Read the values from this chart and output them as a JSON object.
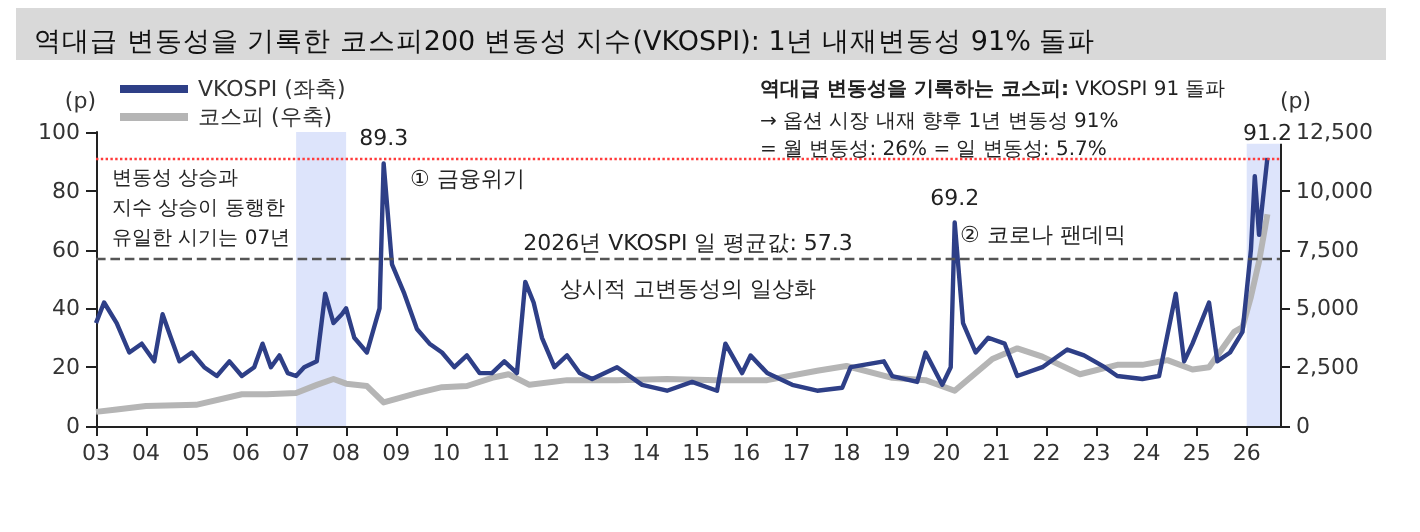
{
  "chart_data": {
    "type": "line",
    "title": "역대급 변동성을 기록한 코스피200 변동성 지수(VKOSPI): 1년 내재변동성 91% 돌파",
    "ylabel": "(p)",
    "y2label": "(p)",
    "legend": "top left",
    "marker": "none",
    "grid": false,
    "annotations": [
      {
        "text": "89.3",
        "x": "2008-10",
        "y": 89.3
      },
      {
        "text": "69.2",
        "x": "2020-03",
        "y": 69.2
      },
      {
        "text": "91.2",
        "x": "2026-06",
        "y": 91.2
      },
      "① 금융위기",
      "② 코로나 팬데믹",
      "변동성 상승과\n지수 상승이 동행한\n유일한 시기는 07년",
      "상시적 고변동성의 일상화",
      "역대급 변동성을 기록하는 코스피:",
      "VKOSPI 91 돌파",
      "→ 옵션 시장 내재 향후 1년 변동성 91%",
      "= 월 변동성: 26% = 일 변동성: 5.7%"
    ],
    "ref_lines": [
      {
        "axis": "y",
        "value": 91.2,
        "label": null,
        "color": "#ff3b3b",
        "line_style": "dotted"
      },
      {
        "axis": "y",
        "value": 57.3,
        "label": "2026년 VKOSPI 일 평균값: 57.3",
        "color": "#555555",
        "line_style": "dashed"
      }
    ],
    "bands": [
      {
        "axis": "x",
        "from": "2007-01",
        "to": "2008-01",
        "label": null,
        "color": "#dde4fb"
      },
      {
        "axis": "x",
        "from": "2026-01",
        "to": "2026-09",
        "label": null,
        "color": "#dde4fb"
      }
    ],
    "xlim": [
      "2003-01",
      "2026-09"
    ],
    "xticks": [
      {
        "value": "2003",
        "label": "03"
      },
      {
        "value": "2004",
        "label": "04"
      },
      {
        "value": "2005",
        "label": "05"
      },
      {
        "value": "2006",
        "label": "06"
      },
      {
        "value": "2007",
        "label": "07"
      },
      {
        "value": "2008",
        "label": "08"
      },
      {
        "value": "2009",
        "label": "09"
      },
      {
        "value": "2010",
        "label": "10"
      },
      {
        "value": "2011",
        "label": "11"
      },
      {
        "value": "2012",
        "label": "12"
      },
      {
        "value": "2013",
        "label": "13"
      },
      {
        "value": "2014",
        "label": "14"
      },
      {
        "value": "2015",
        "label": "15"
      },
      {
        "value": "2016",
        "label": "16"
      },
      {
        "value": "2017",
        "label": "17"
      },
      {
        "value": "2018",
        "label": "18"
      },
      {
        "value": "2019",
        "label": "19"
      },
      {
        "value": "2020",
        "label": "20"
      },
      {
        "value": "2021",
        "label": "21"
      },
      {
        "value": "2022",
        "label": "22"
      },
      {
        "value": "2023",
        "label": "23"
      },
      {
        "value": "2024",
        "label": "24"
      },
      {
        "value": "2025",
        "label": "25"
      },
      {
        "value": "2026",
        "label": "26"
      }
    ],
    "ylim": [
      0,
      100
    ],
    "yticks": [
      0,
      20,
      40,
      60,
      80,
      100
    ],
    "y2lim": [
      0,
      12500
    ],
    "y2ticks": [
      0,
      {
        "value": 2500,
        "label": "2,500"
      },
      {
        "value": 5000,
        "label": "5,000"
      },
      {
        "value": 7500,
        "label": "7,500"
      },
      {
        "value": 10000,
        "label": "10,000"
      },
      {
        "value": 12500,
        "label": "12,500"
      }
    ],
    "series": [
      {
        "name": "VKOSPI (좌축)",
        "color": "#2e3f87",
        "x": [
          "2003-01",
          "2003-03",
          "2003-06",
          "2003-09",
          "2003-12",
          "2004-03",
          "2004-05",
          "2004-07",
          "2004-09",
          "2004-12",
          "2005-03",
          "2005-06",
          "2005-09",
          "2005-12",
          "2006-03",
          "2006-05",
          "2006-07",
          "2006-09",
          "2006-11",
          "2007-01",
          "2007-03",
          "2007-06",
          "2007-08",
          "2007-10",
          "2007-12",
          "2008-01",
          "2008-03",
          "2008-06",
          "2008-09",
          "2008-10",
          "2008-12",
          "2009-03",
          "2009-06",
          "2009-09",
          "2009-12",
          "2010-03",
          "2010-06",
          "2010-09",
          "2010-12",
          "2011-03",
          "2011-06",
          "2011-08",
          "2011-10",
          "2011-12",
          "2012-03",
          "2012-06",
          "2012-09",
          "2012-12",
          "2013-06",
          "2013-12",
          "2014-06",
          "2014-12",
          "2015-06",
          "2015-08",
          "2015-12",
          "2016-02",
          "2016-06",
          "2016-12",
          "2017-06",
          "2017-12",
          "2018-02",
          "2018-10",
          "2018-12",
          "2019-06",
          "2019-08",
          "2019-12",
          "2020-02",
          "2020-03",
          "2020-05",
          "2020-08",
          "2020-11",
          "2021-03",
          "2021-06",
          "2021-12",
          "2022-06",
          "2022-10",
          "2023-03",
          "2023-06",
          "2023-12",
          "2024-04",
          "2024-08",
          "2024-10",
          "2024-12",
          "2025-04",
          "2025-06",
          "2025-09",
          "2025-12",
          "2026-02",
          "2026-03",
          "2026-04",
          "2026-06"
        ],
        "values": [
          35,
          42,
          35,
          25,
          28,
          22,
          38,
          30,
          22,
          25,
          20,
          17,
          22,
          17,
          20,
          28,
          20,
          24,
          18,
          17,
          20,
          22,
          45,
          35,
          38,
          40,
          30,
          25,
          40,
          89.3,
          55,
          45,
          33,
          28,
          25,
          20,
          24,
          18,
          18,
          22,
          18,
          49,
          42,
          30,
          20,
          24,
          18,
          16,
          20,
          14,
          12,
          15,
          12,
          28,
          18,
          24,
          18,
          14,
          12,
          13,
          20,
          22,
          17,
          15,
          25,
          14,
          20,
          69.2,
          35,
          25,
          30,
          28,
          17,
          20,
          26,
          24,
          20,
          17,
          16,
          17,
          45,
          22,
          28,
          42,
          22,
          25,
          32,
          60,
          85,
          65,
          91.2
        ]
      },
      {
        "name": "코스피 (우축)",
        "color": "#b5b5b5",
        "axis": "y2",
        "x": [
          "2003-01",
          "2003-06",
          "2004-01",
          "2005-01",
          "2005-12",
          "2006-06",
          "2007-01",
          "2007-06",
          "2007-10",
          "2008-01",
          "2008-06",
          "2008-10",
          "2009-01",
          "2009-06",
          "2009-12",
          "2010-06",
          "2010-12",
          "2011-04",
          "2011-09",
          "2012-06",
          "2013-06",
          "2014-06",
          "2015-06",
          "2016-06",
          "2017-06",
          "2018-01",
          "2018-12",
          "2019-08",
          "2020-03",
          "2020-12",
          "2021-06",
          "2021-12",
          "2022-09",
          "2023-06",
          "2023-12",
          "2024-06",
          "2024-12",
          "2025-04",
          "2025-06",
          "2025-10",
          "2025-12",
          "2026-02",
          "2026-04",
          "2026-06"
        ],
        "values": [
          600,
          700,
          850,
          900,
          1350,
          1350,
          1400,
          1750,
          2000,
          1800,
          1700,
          1000,
          1150,
          1400,
          1650,
          1700,
          2050,
          2200,
          1750,
          1950,
          1950,
          2000,
          1950,
          1950,
          2350,
          2550,
          2050,
          1950,
          1500,
          2850,
          3300,
          2950,
          2200,
          2600,
          2600,
          2800,
          2400,
          2500,
          3000,
          4000,
          4200,
          5500,
          7000,
          9000
        ]
      }
    ]
  }
}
════════════════════
**STATED EXERCISE**
Give back every line exactly as it stands, pictures excluded.

**TASK RESPONSE**
Read the values from this chart and output them as a JSON object.
{
  "chart_data": {
    "type": "line",
    "title": "역대급 변동성을 기록한 코스피200 변동성 지수(VKOSPI): 1년 내재변동성 91% 돌파",
    "ylabel": "(p)",
    "y2label": "(p)",
    "legend": "top left",
    "marker": "none",
    "grid": false,
    "annotations": [
      {
        "text": "89.3",
        "x": "2008-10",
        "y": 89.3
      },
      {
        "text": "69.2",
        "x": "2020-03",
        "y": 69.2
      },
      {
        "text": "91.2",
        "x": "2026-06",
        "y": 91.2
      },
      "① 금융위기",
      "② 코로나 팬데믹",
      "변동성 상승과\n지수 상승이 동행한\n유일한 시기는 07년",
      "상시적 고변동성의 일상화",
      "역대급 변동성을 기록하는 코스피:",
      "VKOSPI 91 돌파",
      "→ 옵션 시장 내재 향후 1년 변동성 91%",
      "= 월 변동성: 26% = 일 변동성: 5.7%"
    ],
    "ref_lines": [
      {
        "axis": "y",
        "value": 91.2,
        "label": null,
        "color": "#ff3b3b",
        "line_style": "dotted"
      },
      {
        "axis": "y",
        "value": 57.3,
        "label": "2026년 VKOSPI 일 평균값: 57.3",
        "color": "#555555",
        "line_style": "dashed"
      }
    ],
    "bands": [
      {
        "axis": "x",
        "from": "2007-01",
        "to": "2008-01",
        "label": null,
        "color": "#dde4fb"
      },
      {
        "axis": "x",
        "from": "2026-01",
        "to": "2026-09",
        "label": null,
        "color": "#dde4fb"
      }
    ],
    "xlim": [
      "2003-01",
      "2026-09"
    ],
    "xticks": [
      {
        "value": "2003",
        "label": "03"
      },
      {
        "value": "2004",
        "label": "04"
      },
      {
        "value": "2005",
        "label": "05"
      },
      {
        "value": "2006",
        "label": "06"
      },
      {
        "value": "2007",
        "label": "07"
      },
      {
        "value": "2008",
        "label": "08"
      },
      {
        "value": "2009",
        "label": "09"
      },
      {
        "value": "2010",
        "label": "10"
      },
      {
        "value": "2011",
        "label": "11"
      },
      {
        "value": "2012",
        "label": "12"
      },
      {
        "value": "2013",
        "label": "13"
      },
      {
        "value": "2014",
        "label": "14"
      },
      {
        "value": "2015",
        "label": "15"
      },
      {
        "value": "2016",
        "label": "16"
      },
      {
        "value": "2017",
        "label": "17"
      },
      {
        "value": "2018",
        "label": "18"
      },
      {
        "value": "2019",
        "label": "19"
      },
      {
        "value": "2020",
        "label": "20"
      },
      {
        "value": "2021",
        "label": "21"
      },
      {
        "value": "2022",
        "label": "22"
      },
      {
        "value": "2023",
        "label": "23"
      },
      {
        "value": "2024",
        "label": "24"
      },
      {
        "value": "2025",
        "label": "25"
      },
      {
        "value": "2026",
        "label": "26"
      }
    ],
    "ylim": [
      0,
      100
    ],
    "yticks": [
      0,
      20,
      40,
      60,
      80,
      100
    ],
    "y2lim": [
      0,
      12500
    ],
    "y2ticks": [
      0,
      {
        "value": 2500,
        "label": "2,500"
      },
      {
        "value": 5000,
        "label": "5,000"
      },
      {
        "value": 7500,
        "label": "7,500"
      },
      {
        "value": 10000,
        "label": "10,000"
      },
      {
        "value": 12500,
        "label": "12,500"
      }
    ],
    "series": [
      {
        "name": "VKOSPI (좌축)",
        "color": "#2e3f87",
        "x": [
          "2003-01",
          "2003-03",
          "2003-06",
          "2003-09",
          "2003-12",
          "2004-03",
          "2004-05",
          "2004-07",
          "2004-09",
          "2004-12",
          "2005-03",
          "2005-06",
          "2005-09",
          "2005-12",
          "2006-03",
          "2006-05",
          "2006-07",
          "2006-09",
          "2006-11",
          "2007-01",
          "2007-03",
          "2007-06",
          "2007-08",
          "2007-10",
          "2007-12",
          "2008-01",
          "2008-03",
          "2008-06",
          "2008-09",
          "2008-10",
          "2008-12",
          "2009-03",
          "2009-06",
          "2009-09",
          "2009-12",
          "2010-03",
          "2010-06",
          "2010-09",
          "2010-12",
          "2011-03",
          "2011-06",
          "2011-08",
          "2011-10",
          "2011-12",
          "2012-03",
          "2012-06",
          "2012-09",
          "2012-12",
          "2013-06",
          "2013-12",
          "2014-06",
          "2014-12",
          "2015-06",
          "2015-08",
          "2015-12",
          "2016-02",
          "2016-06",
          "2016-12",
          "2017-06",
          "2017-12",
          "2018-02",
          "2018-10",
          "2018-12",
          "2019-06",
          "2019-08",
          "2019-12",
          "2020-02",
          "2020-03",
          "2020-05",
          "2020-08",
          "2020-11",
          "2021-03",
          "2021-06",
          "2021-12",
          "2022-06",
          "2022-10",
          "2023-03",
          "2023-06",
          "2023-12",
          "2024-04",
          "2024-08",
          "2024-10",
          "2024-12",
          "2025-04",
          "2025-06",
          "2025-09",
          "2025-12",
          "2026-02",
          "2026-03",
          "2026-04",
          "2026-06"
        ],
        "values": [
          35,
          42,
          35,
          25,
          28,
          22,
          38,
          30,
          22,
          25,
          20,
          17,
          22,
          17,
          20,
          28,
          20,
          24,
          18,
          17,
          20,
          22,
          45,
          35,
          38,
          40,
          30,
          25,
          40,
          89.3,
          55,
          45,
          33,
          28,
          25,
          20,
          24,
          18,
          18,
          22,
          18,
          49,
          42,
          30,
          20,
          24,
          18,
          16,
          20,
          14,
          12,
          15,
          12,
          28,
          18,
          24,
          18,
          14,
          12,
          13,
          20,
          22,
          17,
          15,
          25,
          14,
          20,
          69.2,
          35,
          25,
          30,
          28,
          17,
          20,
          26,
          24,
          20,
          17,
          16,
          17,
          45,
          22,
          28,
          42,
          22,
          25,
          32,
          60,
          85,
          65,
          91.2
        ]
      },
      {
        "name": "코스피 (우축)",
        "color": "#b5b5b5",
        "axis": "y2",
        "x": [
          "2003-01",
          "2003-06",
          "2004-01",
          "2005-01",
          "2005-12",
          "2006-06",
          "2007-01",
          "2007-06",
          "2007-10",
          "2008-01",
          "2008-06",
          "2008-10",
          "2009-01",
          "2009-06",
          "2009-12",
          "2010-06",
          "2010-12",
          "2011-04",
          "2011-09",
          "2012-06",
          "2013-06",
          "2014-06",
          "2015-06",
          "2016-06",
          "2017-06",
          "2018-01",
          "2018-12",
          "2019-08",
          "2020-03",
          "2020-12",
          "2021-06",
          "2021-12",
          "2022-09",
          "2023-06",
          "2023-12",
          "2024-06",
          "2024-12",
          "2025-04",
          "2025-06",
          "2025-10",
          "2025-12",
          "2026-02",
          "2026-04",
          "2026-06"
        ],
        "values": [
          600,
          700,
          850,
          900,
          1350,
          1350,
          1400,
          1750,
          2000,
          1800,
          1700,
          1000,
          1150,
          1400,
          1650,
          1700,
          2050,
          2200,
          1750,
          1950,
          1950,
          2000,
          1950,
          1950,
          2350,
          2550,
          2050,
          1950,
          1500,
          2850,
          3300,
          2950,
          2200,
          2600,
          2600,
          2800,
          2400,
          2500,
          3000,
          4000,
          4200,
          5500,
          7000,
          9000
        ]
      }
    ]
  }
}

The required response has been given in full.